(To be done) Say how many lines hold the string "beige"; please write nothing but the number.
+ + + + +
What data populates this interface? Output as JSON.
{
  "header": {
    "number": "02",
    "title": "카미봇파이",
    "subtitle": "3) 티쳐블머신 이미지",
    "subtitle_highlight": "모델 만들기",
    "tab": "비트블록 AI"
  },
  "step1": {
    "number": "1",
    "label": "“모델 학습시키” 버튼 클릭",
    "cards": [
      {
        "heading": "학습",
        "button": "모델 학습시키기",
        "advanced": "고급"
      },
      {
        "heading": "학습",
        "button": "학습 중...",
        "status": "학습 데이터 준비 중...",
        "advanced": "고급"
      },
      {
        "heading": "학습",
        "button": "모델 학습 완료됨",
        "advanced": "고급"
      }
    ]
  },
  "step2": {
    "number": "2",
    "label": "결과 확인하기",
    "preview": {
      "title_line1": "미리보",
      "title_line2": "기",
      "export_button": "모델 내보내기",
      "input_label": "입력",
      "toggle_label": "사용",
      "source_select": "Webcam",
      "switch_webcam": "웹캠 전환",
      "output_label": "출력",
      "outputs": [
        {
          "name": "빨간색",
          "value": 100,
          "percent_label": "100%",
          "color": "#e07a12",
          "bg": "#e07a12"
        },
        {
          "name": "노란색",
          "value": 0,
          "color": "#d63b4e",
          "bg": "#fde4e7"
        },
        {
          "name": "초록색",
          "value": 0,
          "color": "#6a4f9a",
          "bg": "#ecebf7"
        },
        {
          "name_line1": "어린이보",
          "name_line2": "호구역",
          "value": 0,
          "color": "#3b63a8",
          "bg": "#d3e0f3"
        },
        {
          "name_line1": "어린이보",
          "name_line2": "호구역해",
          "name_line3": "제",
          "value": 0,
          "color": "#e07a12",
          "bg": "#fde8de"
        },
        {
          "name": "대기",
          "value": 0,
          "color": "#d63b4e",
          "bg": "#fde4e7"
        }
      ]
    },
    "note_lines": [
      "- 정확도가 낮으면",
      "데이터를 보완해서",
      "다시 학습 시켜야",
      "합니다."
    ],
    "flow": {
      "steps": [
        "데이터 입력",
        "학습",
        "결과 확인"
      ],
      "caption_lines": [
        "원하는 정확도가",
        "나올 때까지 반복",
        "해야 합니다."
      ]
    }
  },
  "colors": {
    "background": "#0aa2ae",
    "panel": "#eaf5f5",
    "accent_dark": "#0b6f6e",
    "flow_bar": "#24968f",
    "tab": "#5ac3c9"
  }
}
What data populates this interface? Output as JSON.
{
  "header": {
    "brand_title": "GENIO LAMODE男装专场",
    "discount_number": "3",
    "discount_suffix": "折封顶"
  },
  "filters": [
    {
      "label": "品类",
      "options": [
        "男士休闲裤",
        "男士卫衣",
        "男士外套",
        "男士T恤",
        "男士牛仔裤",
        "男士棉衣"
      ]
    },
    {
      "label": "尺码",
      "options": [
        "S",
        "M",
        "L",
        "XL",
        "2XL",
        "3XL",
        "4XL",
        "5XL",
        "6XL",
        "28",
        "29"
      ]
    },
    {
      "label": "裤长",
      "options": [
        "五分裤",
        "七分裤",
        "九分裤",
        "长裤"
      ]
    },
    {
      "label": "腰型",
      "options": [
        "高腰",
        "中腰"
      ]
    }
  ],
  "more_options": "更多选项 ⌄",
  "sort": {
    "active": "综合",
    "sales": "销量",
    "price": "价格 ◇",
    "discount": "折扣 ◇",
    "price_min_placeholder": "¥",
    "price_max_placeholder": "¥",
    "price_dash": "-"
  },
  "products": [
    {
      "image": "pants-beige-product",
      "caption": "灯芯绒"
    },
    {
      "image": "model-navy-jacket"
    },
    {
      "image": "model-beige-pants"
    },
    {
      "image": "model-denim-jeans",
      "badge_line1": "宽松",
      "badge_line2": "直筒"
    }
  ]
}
+ + + + +
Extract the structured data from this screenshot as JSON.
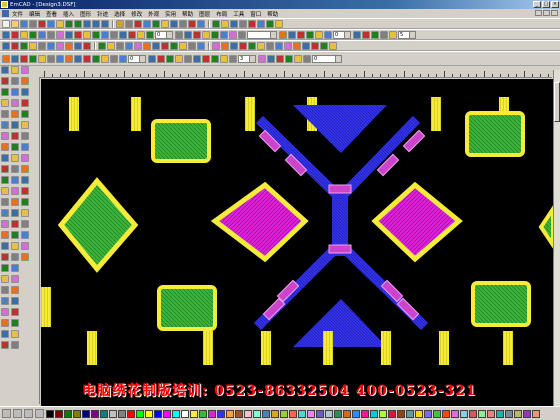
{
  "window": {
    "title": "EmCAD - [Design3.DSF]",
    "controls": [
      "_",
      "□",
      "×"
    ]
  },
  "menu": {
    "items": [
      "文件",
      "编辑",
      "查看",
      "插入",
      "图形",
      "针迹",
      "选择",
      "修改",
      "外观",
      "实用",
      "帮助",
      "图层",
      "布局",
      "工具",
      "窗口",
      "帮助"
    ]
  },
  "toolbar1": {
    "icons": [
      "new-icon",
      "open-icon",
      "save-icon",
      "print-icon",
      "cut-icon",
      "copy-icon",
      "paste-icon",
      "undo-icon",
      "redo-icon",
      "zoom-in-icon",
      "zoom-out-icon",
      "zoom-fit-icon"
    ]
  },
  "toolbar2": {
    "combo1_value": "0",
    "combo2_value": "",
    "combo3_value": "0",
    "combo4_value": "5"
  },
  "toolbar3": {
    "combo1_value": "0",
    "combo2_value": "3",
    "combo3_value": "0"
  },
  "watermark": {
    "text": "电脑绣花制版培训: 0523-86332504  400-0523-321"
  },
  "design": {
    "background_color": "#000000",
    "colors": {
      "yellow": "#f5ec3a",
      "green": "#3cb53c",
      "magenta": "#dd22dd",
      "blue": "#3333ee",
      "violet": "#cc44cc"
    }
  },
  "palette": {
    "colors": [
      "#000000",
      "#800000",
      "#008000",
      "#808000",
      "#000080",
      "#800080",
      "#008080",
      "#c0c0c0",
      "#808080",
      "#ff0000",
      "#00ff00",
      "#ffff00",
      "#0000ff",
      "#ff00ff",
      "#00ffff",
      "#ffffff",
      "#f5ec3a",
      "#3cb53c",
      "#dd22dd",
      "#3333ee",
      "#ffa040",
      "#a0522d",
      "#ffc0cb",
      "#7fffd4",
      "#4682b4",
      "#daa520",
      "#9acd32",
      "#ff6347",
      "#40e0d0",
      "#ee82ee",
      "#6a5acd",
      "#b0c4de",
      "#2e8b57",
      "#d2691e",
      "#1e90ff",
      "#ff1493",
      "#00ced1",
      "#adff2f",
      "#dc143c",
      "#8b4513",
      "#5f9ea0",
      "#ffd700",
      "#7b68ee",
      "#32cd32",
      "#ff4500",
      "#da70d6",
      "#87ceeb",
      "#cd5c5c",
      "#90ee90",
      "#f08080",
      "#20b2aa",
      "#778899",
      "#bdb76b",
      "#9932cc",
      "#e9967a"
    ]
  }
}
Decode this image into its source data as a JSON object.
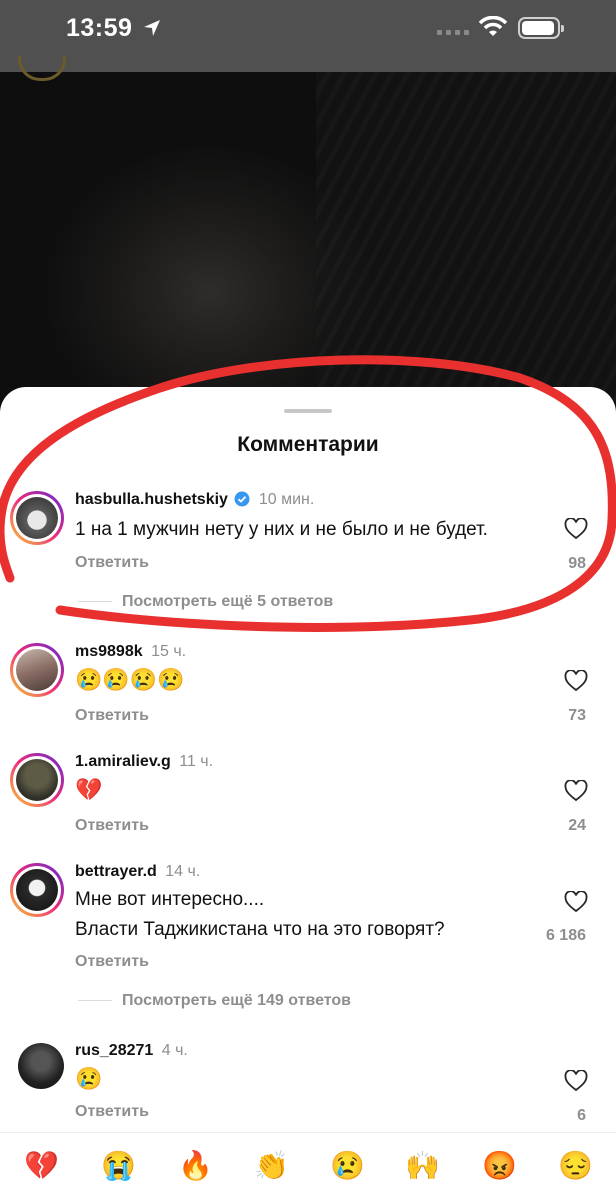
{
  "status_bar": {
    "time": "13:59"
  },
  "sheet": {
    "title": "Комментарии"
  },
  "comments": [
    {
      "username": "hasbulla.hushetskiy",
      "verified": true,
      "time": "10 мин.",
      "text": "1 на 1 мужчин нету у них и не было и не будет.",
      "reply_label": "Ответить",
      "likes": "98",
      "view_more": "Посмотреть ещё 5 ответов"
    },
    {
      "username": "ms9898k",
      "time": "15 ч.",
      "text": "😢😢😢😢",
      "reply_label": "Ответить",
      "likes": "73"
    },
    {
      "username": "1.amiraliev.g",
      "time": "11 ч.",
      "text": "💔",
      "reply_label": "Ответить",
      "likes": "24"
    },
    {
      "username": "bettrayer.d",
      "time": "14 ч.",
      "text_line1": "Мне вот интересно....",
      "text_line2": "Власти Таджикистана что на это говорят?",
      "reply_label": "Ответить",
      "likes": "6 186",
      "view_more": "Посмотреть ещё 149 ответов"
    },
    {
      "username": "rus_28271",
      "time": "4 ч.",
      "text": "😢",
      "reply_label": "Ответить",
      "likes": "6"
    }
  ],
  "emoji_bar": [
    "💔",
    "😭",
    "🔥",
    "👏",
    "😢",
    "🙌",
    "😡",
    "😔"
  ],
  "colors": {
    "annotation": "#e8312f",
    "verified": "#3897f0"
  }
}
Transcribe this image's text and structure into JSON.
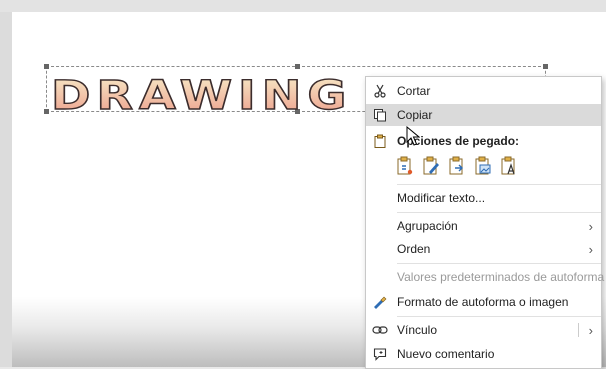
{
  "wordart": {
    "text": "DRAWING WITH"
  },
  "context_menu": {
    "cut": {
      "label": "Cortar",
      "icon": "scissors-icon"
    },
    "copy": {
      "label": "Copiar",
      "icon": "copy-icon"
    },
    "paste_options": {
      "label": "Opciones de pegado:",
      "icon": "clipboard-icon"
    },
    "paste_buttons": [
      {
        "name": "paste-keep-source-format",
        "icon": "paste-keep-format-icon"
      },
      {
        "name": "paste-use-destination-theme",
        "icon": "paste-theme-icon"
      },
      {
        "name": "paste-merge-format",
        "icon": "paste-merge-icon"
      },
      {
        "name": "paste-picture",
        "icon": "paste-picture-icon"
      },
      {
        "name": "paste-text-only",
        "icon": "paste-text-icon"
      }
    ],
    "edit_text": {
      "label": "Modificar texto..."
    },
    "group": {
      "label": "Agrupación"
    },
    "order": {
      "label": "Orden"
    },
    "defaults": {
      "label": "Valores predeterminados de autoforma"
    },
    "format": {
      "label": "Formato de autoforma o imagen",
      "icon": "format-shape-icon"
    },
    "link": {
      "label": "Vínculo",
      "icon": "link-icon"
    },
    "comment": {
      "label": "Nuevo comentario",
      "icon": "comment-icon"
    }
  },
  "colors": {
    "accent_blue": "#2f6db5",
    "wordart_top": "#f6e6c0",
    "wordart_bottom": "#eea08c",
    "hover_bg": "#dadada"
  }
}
+ + + + +
(Task result) 2